TASK PROMPT = Below is a block of records; repeat all of them exactly.

INPUT =
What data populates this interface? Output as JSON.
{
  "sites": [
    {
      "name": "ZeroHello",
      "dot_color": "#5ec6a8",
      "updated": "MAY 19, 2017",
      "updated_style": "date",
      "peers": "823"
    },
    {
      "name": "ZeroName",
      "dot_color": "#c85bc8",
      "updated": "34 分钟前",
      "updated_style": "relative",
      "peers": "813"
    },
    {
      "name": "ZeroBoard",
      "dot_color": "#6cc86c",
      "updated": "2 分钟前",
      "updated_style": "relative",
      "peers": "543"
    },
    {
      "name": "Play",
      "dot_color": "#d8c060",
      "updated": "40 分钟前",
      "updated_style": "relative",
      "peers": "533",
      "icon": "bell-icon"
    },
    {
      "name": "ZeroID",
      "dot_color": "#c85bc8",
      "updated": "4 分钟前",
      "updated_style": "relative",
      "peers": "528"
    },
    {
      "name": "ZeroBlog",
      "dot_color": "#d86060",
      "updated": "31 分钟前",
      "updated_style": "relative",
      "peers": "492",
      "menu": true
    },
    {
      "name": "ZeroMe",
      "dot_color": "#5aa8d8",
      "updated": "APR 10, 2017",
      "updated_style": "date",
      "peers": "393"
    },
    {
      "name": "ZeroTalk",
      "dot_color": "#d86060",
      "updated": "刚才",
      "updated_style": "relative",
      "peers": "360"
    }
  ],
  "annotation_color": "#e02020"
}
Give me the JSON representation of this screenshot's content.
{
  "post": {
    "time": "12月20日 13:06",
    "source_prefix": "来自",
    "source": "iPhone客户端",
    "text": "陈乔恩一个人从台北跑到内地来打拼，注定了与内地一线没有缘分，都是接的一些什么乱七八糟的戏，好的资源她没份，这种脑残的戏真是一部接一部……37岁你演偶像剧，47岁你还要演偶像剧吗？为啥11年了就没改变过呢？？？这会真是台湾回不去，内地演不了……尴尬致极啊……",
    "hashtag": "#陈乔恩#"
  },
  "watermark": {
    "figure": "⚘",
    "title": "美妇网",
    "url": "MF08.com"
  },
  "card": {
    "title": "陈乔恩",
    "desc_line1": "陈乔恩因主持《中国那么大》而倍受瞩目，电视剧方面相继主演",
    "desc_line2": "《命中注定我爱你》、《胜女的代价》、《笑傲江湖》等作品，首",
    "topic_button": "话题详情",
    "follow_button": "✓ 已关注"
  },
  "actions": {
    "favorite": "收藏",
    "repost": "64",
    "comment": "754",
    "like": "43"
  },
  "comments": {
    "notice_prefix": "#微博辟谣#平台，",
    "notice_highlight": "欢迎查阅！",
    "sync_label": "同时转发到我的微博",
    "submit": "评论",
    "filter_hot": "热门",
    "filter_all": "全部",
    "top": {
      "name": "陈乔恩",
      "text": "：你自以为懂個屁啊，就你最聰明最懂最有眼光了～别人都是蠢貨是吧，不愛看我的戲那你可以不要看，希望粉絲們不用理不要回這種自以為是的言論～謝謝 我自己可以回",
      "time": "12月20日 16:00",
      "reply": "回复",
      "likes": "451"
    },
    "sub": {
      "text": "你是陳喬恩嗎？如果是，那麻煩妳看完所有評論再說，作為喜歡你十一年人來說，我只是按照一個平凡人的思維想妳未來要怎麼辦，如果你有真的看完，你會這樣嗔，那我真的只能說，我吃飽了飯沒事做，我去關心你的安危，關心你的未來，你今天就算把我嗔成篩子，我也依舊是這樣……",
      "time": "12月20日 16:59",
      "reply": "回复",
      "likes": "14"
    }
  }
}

TASK SOLUTION =
What data populates this interface? Output as JSON.
{
  "sites": [
    {
      "name": "ZeroHello",
      "dot_color": "#5ec6a8",
      "updated": "MAY 19, 2017",
      "updated_style": "date",
      "peers": "823"
    },
    {
      "name": "ZeroName",
      "dot_color": "#c85bc8",
      "updated": "34 分钟前",
      "updated_style": "relative",
      "peers": "813"
    },
    {
      "name": "ZeroBoard",
      "dot_color": "#6cc86c",
      "updated": "2 分钟前",
      "updated_style": "relative",
      "peers": "543"
    },
    {
      "name": "Play",
      "dot_color": "#d8c060",
      "updated": "40 分钟前",
      "updated_style": "relative",
      "peers": "533",
      "icon": "bell-icon"
    },
    {
      "name": "ZeroID",
      "dot_color": "#c85bc8",
      "updated": "4 分钟前",
      "updated_style": "relative",
      "peers": "528"
    },
    {
      "name": "ZeroBlog",
      "dot_color": "#d86060",
      "updated": "31 分钟前",
      "updated_style": "relative",
      "peers": "492",
      "menu": true
    },
    {
      "name": "ZeroMe",
      "dot_color": "#5aa8d8",
      "updated": "APR 10, 2017",
      "updated_style": "date",
      "peers": "393"
    },
    {
      "name": "ZeroTalk",
      "dot_color": "#d86060",
      "updated": "刚才",
      "updated_style": "relative",
      "peers": "360"
    }
  ],
  "annotation_color": "#e02020"
}
Give me the JSON representation of this screenshot's content.
{
  "post": {
    "time": "12月20日 13:06",
    "source_prefix": "来自",
    "source": "iPhone客户端",
    "text": "陈乔恩一个人从台北跑到内地来打拼，注定了与内地一线没有缘分，都是接的一些什么乱七八糟的戏，好的资源她没份，这种脑残的戏真是一部接一部……37岁你演偶像剧，47岁你还要演偶像剧吗？为啥11年了就没改变过呢？？？这会真是台湾回不去，内地演不了……尴尬致极啊……",
    "hashtag": "#陈乔恩#"
  },
  "watermark": {
    "figure": "⚘",
    "title": "美妇网",
    "url": "MF08.com"
  },
  "card": {
    "title": "陈乔恩",
    "desc_line1": "陈乔恩因主持《中国那么大》而倍受瞩目，电视剧方面相继主演",
    "desc_line2": "《命中注定我爱你》、《胜女的代价》、《笑傲江湖》等作品，首",
    "topic_button": "话题详情",
    "follow_button": "✓ 已关注"
  },
  "actions": {
    "favorite": "收藏",
    "repost": "64",
    "comment": "754",
    "like": "43"
  },
  "comments": {
    "notice_prefix": "#微博辟谣#平台，",
    "notice_highlight": "欢迎查阅！",
    "sync_label": "同时转发到我的微博",
    "submit": "评论",
    "filter_hot": "热门",
    "filter_all": "全部",
    "top": {
      "name": "陈乔恩",
      "text": "：你自以为懂個屁啊，就你最聰明最懂最有眼光了～别人都是蠢貨是吧，不愛看我的戲那你可以不要看，希望粉絲們不用理不要回這種自以為是的言論～謝謝 我自己可以回",
      "time": "12月20日 16:00",
      "reply": "回复",
      "likes": "451"
    },
    "sub": {
      "text": "你是陳喬恩嗎？如果是，那麻煩妳看完所有評論再說，作為喜歡你十一年人來說，我只是按照一個平凡人的思維想妳未來要怎麼辦，如果你有真的看完，你會這樣嗔，那我真的只能說，我吃飽了飯沒事做，我去關心你的安危，關心你的未來，你今天就算把我嗔成篩子，我也依舊是這樣……",
      "time": "12月20日 16:59",
      "reply": "回复",
      "likes": "14"
    }
  }
}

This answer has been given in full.